Exercise input.
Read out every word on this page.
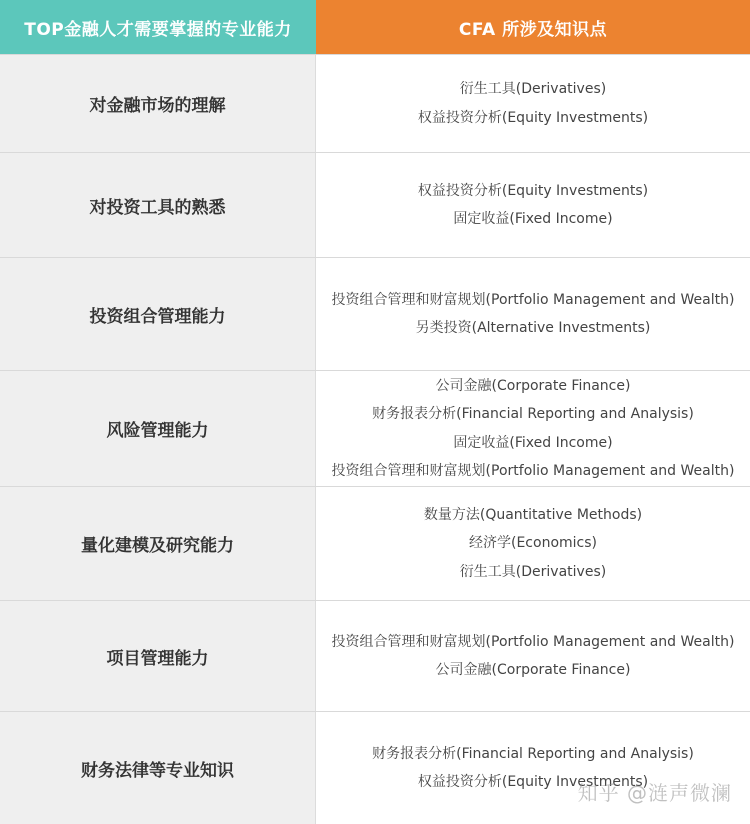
TOP金融人才需要掌握的专业能力	CFA 所涉及知识点
对金融市场的理解
衍生工具(Derivatives)
权益投资分析(Equity Investments)
对投资工具的熟悉
权益投资分析(Equity Investments)
固定收益(Fixed Income)
投资组合管理能力
投资组合管理和财富规划(Portfolio Management and Wealth)
另类投资(Alternative Investments)
风险管理能力
公司金融(Corporate Finance)
财务报表分析(Financial Reporting and Analysis)
固定收益(Fixed Income)
投资组合管理和财富规划(Portfolio Management and Wealth)
量化建模及研究能力
数量方法(Quantitative Methods)
经济学(Economics)
衍生工具(Derivatives)
项目管理能力
投资组合管理和财富规划(Portfolio Management and Wealth)
公司金融(Corporate Finance)
财务法律等专业知识
财务报表分析(Financial Reporting and Analysis)
权益投资分析(Equity Investments)
知乎 @涟声微澜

Stated goal. Restate each entry word for word, leaving out any pictures.

Answer to the exercise.
Read out every word on this page.
TOP金融人才需要掌握的专业能力	CFA 所涉及知识点
对金融市场的理解
衍生工具(Derivatives)
权益投资分析(Equity Investments)
对投资工具的熟悉
权益投资分析(Equity Investments)
固定收益(Fixed Income)
投资组合管理能力
投资组合管理和财富规划(Portfolio Management and Wealth)
另类投资(Alternative Investments)
风险管理能力
公司金融(Corporate Finance)
财务报表分析(Financial Reporting and Analysis)
固定收益(Fixed Income)
投资组合管理和财富规划(Portfolio Management and Wealth)
量化建模及研究能力
数量方法(Quantitative Methods)
经济学(Economics)
衍生工具(Derivatives)
项目管理能力
投资组合管理和财富规划(Portfolio Management and Wealth)
公司金融(Corporate Finance)
财务法律等专业知识
财务报表分析(Financial Reporting and Analysis)
权益投资分析(Equity Investments)
知乎 @涟声微澜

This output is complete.